Your task is to repeat all of the data exactly while excluding the pictures.
──────
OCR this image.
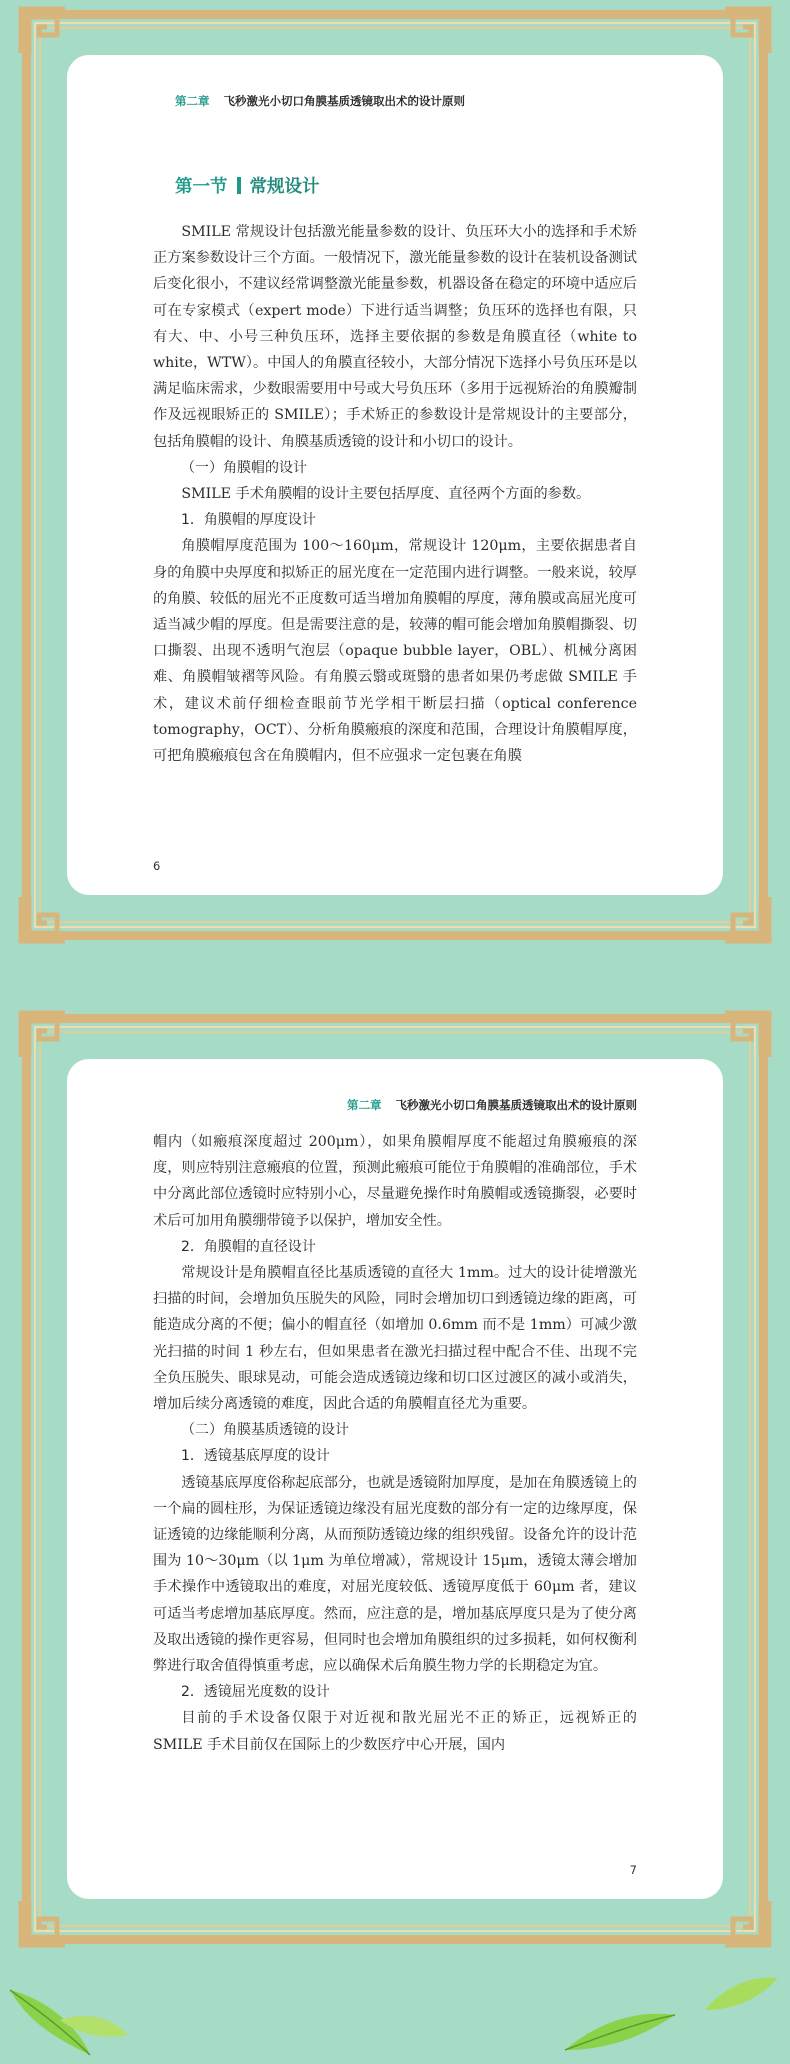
第二章 飞秒激光小切口角膜基质透镜取出术的设计原则
第一节 常规设计

SMILE 常规设计包括激光能量参数的设计、负压环大小的选择和手术矫正方案参数设计三个方面。一般情况下，激光能量参数的设计在装机设备测试后变化很小，不建议经常调整激光能量参数，机器设备在稳定的环境中适应后可在专家模式（expert mode）下进行适当调整；负压环的选择也有限，只有大、中、小号三种负压环，选择主要依据的参数是角膜直径（white to white，WTW）。中国人的角膜直径较小，大部分情况下选择小号负压环是以满足临床需求，少数眼需要用中号或大号负压环（多用于远视矫治的角膜瓣制作及远视眼矫正的 SMILE）；手术矫正的参数设计是常规设计的主要部分，包括角膜帽的设计、角膜基质透镜的设计和小切口的设计。

（一）角膜帽的设计

SMILE 手术角膜帽的设计主要包括厚度、直径两个方面的参数。

1．角膜帽的厚度设计

角膜帽厚度范围为 100～160μm，常规设计 120μm，主要依据患者自身的角膜中央厚度和拟矫正的屈光度在一定范围内进行调整。一般来说，较厚的角膜、较低的屈光不正度数可适当增加角膜帽的厚度，薄角膜或高屈光度可适当减少帽的厚度。但是需要注意的是，较薄的帽可能会增加角膜帽撕裂、切口撕裂、出现不透明气泡层（opaque bubble layer，OBL）、机械分离困难、角膜帽皱褶等风险。有角膜云翳或斑翳的患者如果仍考虑做 SMILE 手术，建议术前仔细检查眼前节光学相干断层扫描（optical conference tomography，OCT）、分析角膜瘢痕的深度和范围，合理设计角膜帽厚度，可把角膜瘢痕包含在角膜帽内，但不应强求一定包裹在角膜

6
第二章 飞秒激光小切口角膜基质透镜取出术的设计原则

帽内（如瘢痕深度超过 200μm），如果角膜帽厚度不能超过角膜瘢痕的深度，则应特别注意瘢痕的位置，预测此瘢痕可能位于角膜帽的准确部位，手术中分离此部位透镜时应特别小心，尽量避免操作时角膜帽或透镜撕裂，必要时术后可加用角膜绷带镜予以保护，增加安全性。

2．角膜帽的直径设计

常规设计是角膜帽直径比基质透镜的直径大 1mm。过大的设计徒增激光扫描的时间，会增加负压脱失的风险，同时会增加切口到透镜边缘的距离，可能造成分离的不便；偏小的帽直径（如增加 0.6mm 而不是 1mm）可减少激光扫描的时间 1 秒左右，但如果患者在激光扫描过程中配合不佳、出现不完全负压脱失、眼球晃动，可能会造成透镜边缘和切口区过渡区的减小或消失，增加后续分离透镜的难度，因此合适的角膜帽直径尤为重要。

（二）角膜基质透镜的设计
1．透镜基底厚度的设计

透镜基底厚度俗称起底部分，也就是透镜附加厚度，是加在角膜透镜上的一个扁的圆柱形，为保证透镜边缘没有屈光度数的部分有一定的边缘厚度，保证透镜的边缘能顺利分离，从而预防透镜边缘的组织残留。设备允许的设计范围为 10～30μm（以 1μm 为单位增减），常规设计 15μm，透镜太薄会增加手术操作中透镜取出的难度，对屈光度较低、透镜厚度低于 60μm 者，建议可适当考虑增加基底厚度。然而，应注意的是，增加基底厚度只是为了使分离及取出透镜的操作更容易，但同时也会增加角膜组织的过多损耗，如何权衡利弊进行取舍值得慎重考虑，应以确保术后角膜生物力学的长期稳定为宜。

2．透镜屈光度数的设计

目前的手术设备仅限于对近视和散光屈光不正的矫正，远视矫正的 SMILE 手术目前仅在国际上的少数医疗中心开展，国内

7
──────
● CORRECT ANSWER:
OCR this image.
第二章 飞秒激光小切口角膜基质透镜取出术的设计原则
第一节 常规设计

SMILE 常规设计包括激光能量参数的设计、负压环大小的选择和手术矫正方案参数设计三个方面。一般情况下，激光能量参数的设计在装机设备测试后变化很小，不建议经常调整激光能量参数，机器设备在稳定的环境中适应后可在专家模式（expert mode）下进行适当调整；负压环的选择也有限，只有大、中、小号三种负压环，选择主要依据的参数是角膜直径（white to white，WTW）。中国人的角膜直径较小，大部分情况下选择小号负压环是以满足临床需求，少数眼需要用中号或大号负压环（多用于远视矫治的角膜瓣制作及远视眼矫正的 SMILE）；手术矫正的参数设计是常规设计的主要部分，包括角膜帽的设计、角膜基质透镜的设计和小切口的设计。

（一）角膜帽的设计

SMILE 手术角膜帽的设计主要包括厚度、直径两个方面的参数。

1．角膜帽的厚度设计

角膜帽厚度范围为 100～160μm，常规设计 120μm，主要依据患者自身的角膜中央厚度和拟矫正的屈光度在一定范围内进行调整。一般来说，较厚的角膜、较低的屈光不正度数可适当增加角膜帽的厚度，薄角膜或高屈光度可适当减少帽的厚度。但是需要注意的是，较薄的帽可能会增加角膜帽撕裂、切口撕裂、出现不透明气泡层（opaque bubble layer，OBL）、机械分离困难、角膜帽皱褶等风险。有角膜云翳或斑翳的患者如果仍考虑做 SMILE 手术，建议术前仔细检查眼前节光学相干断层扫描（optical conference tomography，OCT）、分析角膜瘢痕的深度和范围，合理设计角膜帽厚度，可把角膜瘢痕包含在角膜帽内，但不应强求一定包裹在角膜

6
第二章 飞秒激光小切口角膜基质透镜取出术的设计原则

帽内（如瘢痕深度超过 200μm），如果角膜帽厚度不能超过角膜瘢痕的深度，则应特别注意瘢痕的位置，预测此瘢痕可能位于角膜帽的准确部位，手术中分离此部位透镜时应特别小心，尽量避免操作时角膜帽或透镜撕裂，必要时术后可加用角膜绷带镜予以保护，增加安全性。

2．角膜帽的直径设计

常规设计是角膜帽直径比基质透镜的直径大 1mm。过大的设计徒增激光扫描的时间，会增加负压脱失的风险，同时会增加切口到透镜边缘的距离，可能造成分离的不便；偏小的帽直径（如增加 0.6mm 而不是 1mm）可减少激光扫描的时间 1 秒左右，但如果患者在激光扫描过程中配合不佳、出现不完全负压脱失、眼球晃动，可能会造成透镜边缘和切口区过渡区的减小或消失，增加后续分离透镜的难度，因此合适的角膜帽直径尤为重要。

（二）角膜基质透镜的设计
1．透镜基底厚度的设计

透镜基底厚度俗称起底部分，也就是透镜附加厚度，是加在角膜透镜上的一个扁的圆柱形，为保证透镜边缘没有屈光度数的部分有一定的边缘厚度，保证透镜的边缘能顺利分离，从而预防透镜边缘的组织残留。设备允许的设计范围为 10～30μm（以 1μm 为单位增减），常规设计 15μm，透镜太薄会增加手术操作中透镜取出的难度，对屈光度较低、透镜厚度低于 60μm 者，建议可适当考虑增加基底厚度。然而，应注意的是，增加基底厚度只是为了使分离及取出透镜的操作更容易，但同时也会增加角膜组织的过多损耗，如何权衡利弊进行取舍值得慎重考虑，应以确保术后角膜生物力学的长期稳定为宜。

2．透镜屈光度数的设计

目前的手术设备仅限于对近视和散光屈光不正的矫正，远视矫正的 SMILE 手术目前仅在国际上的少数医疗中心开展，国内

7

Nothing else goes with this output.